**Set exercise**
Output every line below exactly.

Items from a data source
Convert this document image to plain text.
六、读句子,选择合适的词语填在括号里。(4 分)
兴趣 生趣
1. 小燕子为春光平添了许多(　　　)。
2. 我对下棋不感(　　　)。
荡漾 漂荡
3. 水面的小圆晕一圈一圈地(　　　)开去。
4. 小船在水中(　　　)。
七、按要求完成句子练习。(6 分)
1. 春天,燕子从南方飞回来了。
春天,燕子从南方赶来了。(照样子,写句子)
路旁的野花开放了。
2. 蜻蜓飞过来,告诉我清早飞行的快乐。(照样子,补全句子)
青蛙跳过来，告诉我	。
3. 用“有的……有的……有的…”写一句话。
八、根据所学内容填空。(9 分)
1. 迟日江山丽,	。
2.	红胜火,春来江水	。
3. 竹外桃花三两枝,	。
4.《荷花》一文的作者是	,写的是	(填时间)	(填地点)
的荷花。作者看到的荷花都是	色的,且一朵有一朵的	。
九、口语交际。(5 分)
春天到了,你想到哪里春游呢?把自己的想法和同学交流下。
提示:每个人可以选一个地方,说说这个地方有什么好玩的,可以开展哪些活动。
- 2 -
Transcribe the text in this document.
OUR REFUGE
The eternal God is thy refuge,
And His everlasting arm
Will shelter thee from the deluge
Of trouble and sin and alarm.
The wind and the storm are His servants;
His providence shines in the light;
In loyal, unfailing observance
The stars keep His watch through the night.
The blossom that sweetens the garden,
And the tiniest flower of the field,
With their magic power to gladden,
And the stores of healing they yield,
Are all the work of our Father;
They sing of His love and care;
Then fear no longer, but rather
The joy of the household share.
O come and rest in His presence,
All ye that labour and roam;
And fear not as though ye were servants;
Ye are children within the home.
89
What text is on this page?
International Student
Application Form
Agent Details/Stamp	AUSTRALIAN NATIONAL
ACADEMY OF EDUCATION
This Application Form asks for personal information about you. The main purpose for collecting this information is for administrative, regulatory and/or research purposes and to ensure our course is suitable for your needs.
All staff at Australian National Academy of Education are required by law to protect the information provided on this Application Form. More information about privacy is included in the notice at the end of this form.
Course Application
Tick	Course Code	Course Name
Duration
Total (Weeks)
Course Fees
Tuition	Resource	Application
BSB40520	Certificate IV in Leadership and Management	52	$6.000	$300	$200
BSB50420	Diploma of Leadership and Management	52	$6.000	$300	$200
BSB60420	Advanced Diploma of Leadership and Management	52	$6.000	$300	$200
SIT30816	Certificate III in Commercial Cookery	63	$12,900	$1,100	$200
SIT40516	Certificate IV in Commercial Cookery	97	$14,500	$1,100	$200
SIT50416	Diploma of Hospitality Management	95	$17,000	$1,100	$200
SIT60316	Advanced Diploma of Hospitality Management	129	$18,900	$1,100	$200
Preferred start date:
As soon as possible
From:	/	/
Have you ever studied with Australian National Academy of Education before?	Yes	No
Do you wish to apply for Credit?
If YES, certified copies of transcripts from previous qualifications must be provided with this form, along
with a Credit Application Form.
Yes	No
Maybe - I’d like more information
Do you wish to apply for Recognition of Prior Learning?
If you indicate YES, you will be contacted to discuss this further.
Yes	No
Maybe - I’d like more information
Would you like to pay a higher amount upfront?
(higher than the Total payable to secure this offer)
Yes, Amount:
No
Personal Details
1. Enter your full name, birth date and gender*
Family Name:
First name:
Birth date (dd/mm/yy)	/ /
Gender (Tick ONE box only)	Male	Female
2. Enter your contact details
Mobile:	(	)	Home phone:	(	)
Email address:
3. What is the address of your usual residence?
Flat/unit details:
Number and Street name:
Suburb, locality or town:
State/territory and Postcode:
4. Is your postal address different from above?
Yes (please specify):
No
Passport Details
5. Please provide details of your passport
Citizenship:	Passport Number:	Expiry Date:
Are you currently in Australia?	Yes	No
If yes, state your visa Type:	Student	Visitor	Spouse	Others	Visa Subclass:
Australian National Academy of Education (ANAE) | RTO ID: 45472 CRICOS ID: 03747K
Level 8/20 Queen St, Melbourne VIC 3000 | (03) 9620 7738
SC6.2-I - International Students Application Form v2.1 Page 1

**Solution for this problem**
Convert this document image to plain text.
六、读句子,选择合适的词语填在括号里。(4 分)
兴趣 生趣
1. 小燕子为春光平添了许多(　　　)。
2. 我对下棋不感(　　　)。
荡漾 漂荡
3. 水面的小圆晕一圈一圈地(　　　)开去。
4. 小船在水中(　　　)。
七、按要求完成句子练习。(6 分)
1. 春天,燕子从南方飞回来了。
春天,燕子从南方赶来了。(照样子,写句子)
路旁的野花开放了。
2. 蜻蜓飞过来,告诉我清早飞行的快乐。(照样子,补全句子)
青蛙跳过来，告诉我	。
3. 用“有的……有的……有的…”写一句话。
八、根据所学内容填空。(9 分)
1. 迟日江山丽,	。
2.	红胜火,春来江水	。
3. 竹外桃花三两枝,	。
4.《荷花》一文的作者是	,写的是	(填时间)	(填地点)
的荷花。作者看到的荷花都是	色的,且一朵有一朵的	。
九、口语交际。(5 分)
春天到了,你想到哪里春游呢?把自己的想法和同学交流下。
提示:每个人可以选一个地方,说说这个地方有什么好玩的,可以开展哪些活动。
- 2 -
Transcribe the text in this document.
OUR REFUGE
The eternal God is thy refuge,
And His everlasting arm
Will shelter thee from the deluge
Of trouble and sin and alarm.
The wind and the storm are His servants;
His providence shines in the light;
In loyal, unfailing observance
The stars keep His watch through the night.
The blossom that sweetens the garden,
And the tiniest flower of the field,
With their magic power to gladden,
And the stores of healing they yield,
Are all the work of our Father;
They sing of His love and care;
Then fear no longer, but rather
The joy of the household share.
O come and rest in His presence,
All ye that labour and roam;
And fear not as though ye were servants;
Ye are children within the home.
89
What text is on this page?
International Student
Application Form
Agent Details/Stamp	AUSTRALIAN NATIONAL
ACADEMY OF EDUCATION
This Application Form asks for personal information about you. The main purpose for collecting this information is for administrative, regulatory and/or research purposes and to ensure our course is suitable for your needs.
All staff at Australian National Academy of Education are required by law to protect the information provided on this Application Form. More information about privacy is included in the notice at the end of this form.
Course Application
Tick	Course Code	Course Name
Duration
Total (Weeks)
Course Fees
Tuition	Resource	Application
BSB40520	Certificate IV in Leadership and Management	52	$6.000	$300	$200
BSB50420	Diploma of Leadership and Management	52	$6.000	$300	$200
BSB60420	Advanced Diploma of Leadership and Management	52	$6.000	$300	$200
SIT30816	Certificate III in Commercial Cookery	63	$12,900	$1,100	$200
SIT40516	Certificate IV in Commercial Cookery	97	$14,500	$1,100	$200
SIT50416	Diploma of Hospitality Management	95	$17,000	$1,100	$200
SIT60316	Advanced Diploma of Hospitality Management	129	$18,900	$1,100	$200
Preferred start date:
As soon as possible
From:	/	/
Have you ever studied with Australian National Academy of Education before?	Yes	No
Do you wish to apply for Credit?
If YES, certified copies of transcripts from previous qualifications must be provided with this form, along
with a Credit Application Form.
Yes	No
Maybe - I’d like more information
Do you wish to apply for Recognition of Prior Learning?
If you indicate YES, you will be contacted to discuss this further.
Yes	No
Maybe - I’d like more information
Would you like to pay a higher amount upfront?
(higher than the Total payable to secure this offer)
Yes, Amount:
No
Personal Details
1. Enter your full name, birth date and gender*
Family Name:
First name:
Birth date (dd/mm/yy)	/ /
Gender (Tick ONE box only)	Male	Female
2. Enter your contact details
Mobile:	(	)	Home phone:	(	)
Email address:
3. What is the address of your usual residence?
Flat/unit details:
Number and Street name:
Suburb, locality or town:
State/territory and Postcode:
4. Is your postal address different from above?
Yes (please specify):
No
Passport Details
5. Please provide details of your passport
Citizenship:	Passport Number:	Expiry Date:
Are you currently in Australia?	Yes	No
If yes, state your visa Type:	Student	Visitor	Spouse	Others	Visa Subclass:
Australian National Academy of Education (ANAE) | RTO ID: 45472 CRICOS ID: 03747K
Level 8/20 Queen St, Melbourne VIC 3000 | (03) 9620 7738
SC6.2-I - International Students Application Form v2.1 Page 1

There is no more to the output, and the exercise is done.